━━ Provided entries ━━

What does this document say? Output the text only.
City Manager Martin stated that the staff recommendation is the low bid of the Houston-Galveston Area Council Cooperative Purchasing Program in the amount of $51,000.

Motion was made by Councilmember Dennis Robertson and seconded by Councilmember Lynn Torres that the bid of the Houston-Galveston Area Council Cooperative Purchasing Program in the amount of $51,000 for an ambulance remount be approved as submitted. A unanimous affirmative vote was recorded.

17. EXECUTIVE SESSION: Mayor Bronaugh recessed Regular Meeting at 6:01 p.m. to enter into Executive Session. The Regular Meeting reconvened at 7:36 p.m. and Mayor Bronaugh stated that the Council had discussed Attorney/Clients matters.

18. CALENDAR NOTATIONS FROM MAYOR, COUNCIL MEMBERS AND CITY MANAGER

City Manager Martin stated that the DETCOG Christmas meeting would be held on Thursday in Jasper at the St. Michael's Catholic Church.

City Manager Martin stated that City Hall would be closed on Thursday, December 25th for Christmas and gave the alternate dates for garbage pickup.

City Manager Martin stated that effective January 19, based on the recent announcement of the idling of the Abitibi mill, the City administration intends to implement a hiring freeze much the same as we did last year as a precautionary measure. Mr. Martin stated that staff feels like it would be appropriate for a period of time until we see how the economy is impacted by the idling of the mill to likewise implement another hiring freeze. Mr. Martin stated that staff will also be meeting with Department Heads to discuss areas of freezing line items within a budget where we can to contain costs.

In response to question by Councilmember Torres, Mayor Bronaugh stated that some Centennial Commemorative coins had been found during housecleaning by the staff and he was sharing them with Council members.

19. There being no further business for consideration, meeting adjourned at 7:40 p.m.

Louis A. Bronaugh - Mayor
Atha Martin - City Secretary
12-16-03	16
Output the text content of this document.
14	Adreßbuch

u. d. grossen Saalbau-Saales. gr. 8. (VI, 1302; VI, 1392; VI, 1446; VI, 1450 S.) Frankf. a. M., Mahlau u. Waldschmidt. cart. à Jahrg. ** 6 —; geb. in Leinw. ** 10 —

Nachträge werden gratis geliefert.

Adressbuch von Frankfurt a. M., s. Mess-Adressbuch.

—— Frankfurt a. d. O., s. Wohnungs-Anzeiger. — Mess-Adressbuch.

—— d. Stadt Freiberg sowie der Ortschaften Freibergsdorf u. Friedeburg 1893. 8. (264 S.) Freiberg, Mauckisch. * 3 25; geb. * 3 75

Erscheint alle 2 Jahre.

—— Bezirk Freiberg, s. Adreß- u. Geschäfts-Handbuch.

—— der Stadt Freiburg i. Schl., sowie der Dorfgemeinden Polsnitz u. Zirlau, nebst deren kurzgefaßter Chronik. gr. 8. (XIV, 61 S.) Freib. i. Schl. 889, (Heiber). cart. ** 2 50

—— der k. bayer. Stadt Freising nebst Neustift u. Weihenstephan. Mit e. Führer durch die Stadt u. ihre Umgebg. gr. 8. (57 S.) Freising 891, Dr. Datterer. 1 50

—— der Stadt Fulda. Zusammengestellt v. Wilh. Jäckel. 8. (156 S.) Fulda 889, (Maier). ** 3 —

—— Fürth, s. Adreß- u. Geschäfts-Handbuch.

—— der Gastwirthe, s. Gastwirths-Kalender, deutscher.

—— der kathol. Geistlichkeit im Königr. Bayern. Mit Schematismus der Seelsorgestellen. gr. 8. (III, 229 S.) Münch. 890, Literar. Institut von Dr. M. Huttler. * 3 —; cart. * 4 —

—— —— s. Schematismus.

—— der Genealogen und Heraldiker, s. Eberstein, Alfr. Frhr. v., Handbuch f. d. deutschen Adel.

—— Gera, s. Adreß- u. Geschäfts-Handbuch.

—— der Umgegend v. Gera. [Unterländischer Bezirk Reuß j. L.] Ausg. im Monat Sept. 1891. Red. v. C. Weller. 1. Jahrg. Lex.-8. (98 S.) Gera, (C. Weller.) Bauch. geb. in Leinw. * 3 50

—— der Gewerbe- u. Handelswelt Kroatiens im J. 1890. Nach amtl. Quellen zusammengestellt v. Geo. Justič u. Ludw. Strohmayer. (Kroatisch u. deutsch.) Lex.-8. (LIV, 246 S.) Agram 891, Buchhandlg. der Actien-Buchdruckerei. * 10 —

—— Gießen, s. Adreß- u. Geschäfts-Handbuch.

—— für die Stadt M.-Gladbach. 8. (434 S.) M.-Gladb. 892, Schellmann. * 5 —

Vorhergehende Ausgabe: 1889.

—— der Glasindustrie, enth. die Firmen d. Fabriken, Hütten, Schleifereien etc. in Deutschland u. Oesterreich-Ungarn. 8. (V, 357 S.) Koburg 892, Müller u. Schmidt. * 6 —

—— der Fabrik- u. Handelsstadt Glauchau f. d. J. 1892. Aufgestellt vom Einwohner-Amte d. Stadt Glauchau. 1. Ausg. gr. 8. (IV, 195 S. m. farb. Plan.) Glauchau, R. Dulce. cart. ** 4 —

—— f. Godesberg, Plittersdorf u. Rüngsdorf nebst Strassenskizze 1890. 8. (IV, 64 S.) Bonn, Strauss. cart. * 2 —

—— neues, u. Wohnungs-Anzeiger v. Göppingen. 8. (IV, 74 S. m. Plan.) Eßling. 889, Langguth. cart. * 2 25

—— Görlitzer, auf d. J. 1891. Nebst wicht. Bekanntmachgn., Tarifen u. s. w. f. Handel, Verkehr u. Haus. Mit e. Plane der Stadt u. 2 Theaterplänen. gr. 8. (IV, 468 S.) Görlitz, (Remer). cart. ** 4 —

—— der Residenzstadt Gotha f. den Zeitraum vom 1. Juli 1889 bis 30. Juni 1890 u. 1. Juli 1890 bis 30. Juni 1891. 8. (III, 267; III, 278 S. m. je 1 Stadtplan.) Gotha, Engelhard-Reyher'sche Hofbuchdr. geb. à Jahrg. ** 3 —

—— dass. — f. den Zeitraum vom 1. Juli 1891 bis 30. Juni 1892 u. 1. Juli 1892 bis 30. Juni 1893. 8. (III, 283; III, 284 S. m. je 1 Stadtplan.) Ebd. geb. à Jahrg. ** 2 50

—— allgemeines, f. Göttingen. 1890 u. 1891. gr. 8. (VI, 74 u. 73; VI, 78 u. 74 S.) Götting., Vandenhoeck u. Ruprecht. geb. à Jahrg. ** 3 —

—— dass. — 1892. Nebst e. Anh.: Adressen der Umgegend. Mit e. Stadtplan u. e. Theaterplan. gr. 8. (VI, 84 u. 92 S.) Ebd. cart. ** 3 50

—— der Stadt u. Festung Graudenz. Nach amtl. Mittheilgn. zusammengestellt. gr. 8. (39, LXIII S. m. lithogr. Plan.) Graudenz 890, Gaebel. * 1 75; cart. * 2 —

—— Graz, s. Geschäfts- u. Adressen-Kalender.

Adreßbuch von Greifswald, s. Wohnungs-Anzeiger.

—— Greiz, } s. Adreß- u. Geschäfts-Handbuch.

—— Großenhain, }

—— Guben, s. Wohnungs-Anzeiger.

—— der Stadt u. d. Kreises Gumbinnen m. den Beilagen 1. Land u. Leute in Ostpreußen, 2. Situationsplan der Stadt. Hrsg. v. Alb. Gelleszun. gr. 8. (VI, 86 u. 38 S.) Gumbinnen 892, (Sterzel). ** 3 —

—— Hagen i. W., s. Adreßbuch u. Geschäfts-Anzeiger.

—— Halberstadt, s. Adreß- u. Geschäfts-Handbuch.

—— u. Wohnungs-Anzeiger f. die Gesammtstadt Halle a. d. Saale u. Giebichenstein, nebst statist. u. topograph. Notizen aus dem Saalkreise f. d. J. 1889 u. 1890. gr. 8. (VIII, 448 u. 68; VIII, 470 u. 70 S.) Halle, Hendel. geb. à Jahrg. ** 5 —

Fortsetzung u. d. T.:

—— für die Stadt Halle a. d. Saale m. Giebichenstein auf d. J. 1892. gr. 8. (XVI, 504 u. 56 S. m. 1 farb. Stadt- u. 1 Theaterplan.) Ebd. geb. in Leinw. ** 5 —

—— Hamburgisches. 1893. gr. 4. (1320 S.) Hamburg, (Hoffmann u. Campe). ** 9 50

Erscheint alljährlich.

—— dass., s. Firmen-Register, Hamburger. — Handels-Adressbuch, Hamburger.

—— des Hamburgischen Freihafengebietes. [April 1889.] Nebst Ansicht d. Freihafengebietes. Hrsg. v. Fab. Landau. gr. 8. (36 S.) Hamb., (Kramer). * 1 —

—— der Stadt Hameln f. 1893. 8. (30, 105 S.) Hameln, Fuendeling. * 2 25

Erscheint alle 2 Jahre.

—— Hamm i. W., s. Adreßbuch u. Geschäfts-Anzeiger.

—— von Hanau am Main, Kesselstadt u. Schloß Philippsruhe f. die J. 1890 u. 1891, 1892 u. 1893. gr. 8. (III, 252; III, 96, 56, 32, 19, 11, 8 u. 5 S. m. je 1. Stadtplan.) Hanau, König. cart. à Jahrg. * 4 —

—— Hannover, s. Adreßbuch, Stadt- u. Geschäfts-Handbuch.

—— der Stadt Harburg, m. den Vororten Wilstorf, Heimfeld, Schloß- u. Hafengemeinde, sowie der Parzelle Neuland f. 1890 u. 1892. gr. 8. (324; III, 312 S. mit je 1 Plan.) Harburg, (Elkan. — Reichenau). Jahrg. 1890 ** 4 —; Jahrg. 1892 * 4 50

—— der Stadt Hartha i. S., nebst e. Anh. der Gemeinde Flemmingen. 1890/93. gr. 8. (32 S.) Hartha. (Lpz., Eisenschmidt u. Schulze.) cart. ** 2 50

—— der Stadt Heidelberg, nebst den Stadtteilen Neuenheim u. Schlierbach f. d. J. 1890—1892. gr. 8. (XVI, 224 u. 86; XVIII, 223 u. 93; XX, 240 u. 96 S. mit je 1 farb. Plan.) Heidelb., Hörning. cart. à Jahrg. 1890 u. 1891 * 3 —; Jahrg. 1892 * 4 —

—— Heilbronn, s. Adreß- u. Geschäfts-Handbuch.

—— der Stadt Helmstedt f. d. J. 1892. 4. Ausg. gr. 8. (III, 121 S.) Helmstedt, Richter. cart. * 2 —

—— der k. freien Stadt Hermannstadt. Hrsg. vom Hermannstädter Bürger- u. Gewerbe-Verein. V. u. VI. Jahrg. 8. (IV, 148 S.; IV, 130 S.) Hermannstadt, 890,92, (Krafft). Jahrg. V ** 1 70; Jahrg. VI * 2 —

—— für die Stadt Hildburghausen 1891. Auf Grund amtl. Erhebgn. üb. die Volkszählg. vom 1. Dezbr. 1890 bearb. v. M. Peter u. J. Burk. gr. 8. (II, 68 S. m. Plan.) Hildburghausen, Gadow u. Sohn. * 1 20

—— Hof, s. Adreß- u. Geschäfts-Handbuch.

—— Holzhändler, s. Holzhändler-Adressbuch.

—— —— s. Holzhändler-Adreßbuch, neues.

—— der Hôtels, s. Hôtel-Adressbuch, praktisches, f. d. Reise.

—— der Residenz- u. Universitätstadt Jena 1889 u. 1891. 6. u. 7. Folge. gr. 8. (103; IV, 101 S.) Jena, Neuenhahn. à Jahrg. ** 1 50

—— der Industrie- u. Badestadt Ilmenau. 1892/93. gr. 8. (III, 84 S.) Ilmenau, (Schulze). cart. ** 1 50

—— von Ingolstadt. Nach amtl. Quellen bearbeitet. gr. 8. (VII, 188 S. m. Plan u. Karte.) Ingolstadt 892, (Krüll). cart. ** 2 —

━━━

What you need to do ::
Determine how many lines in the data above contain the string "Giebichenstein". Give nothing except the number.

Exercise response ::
2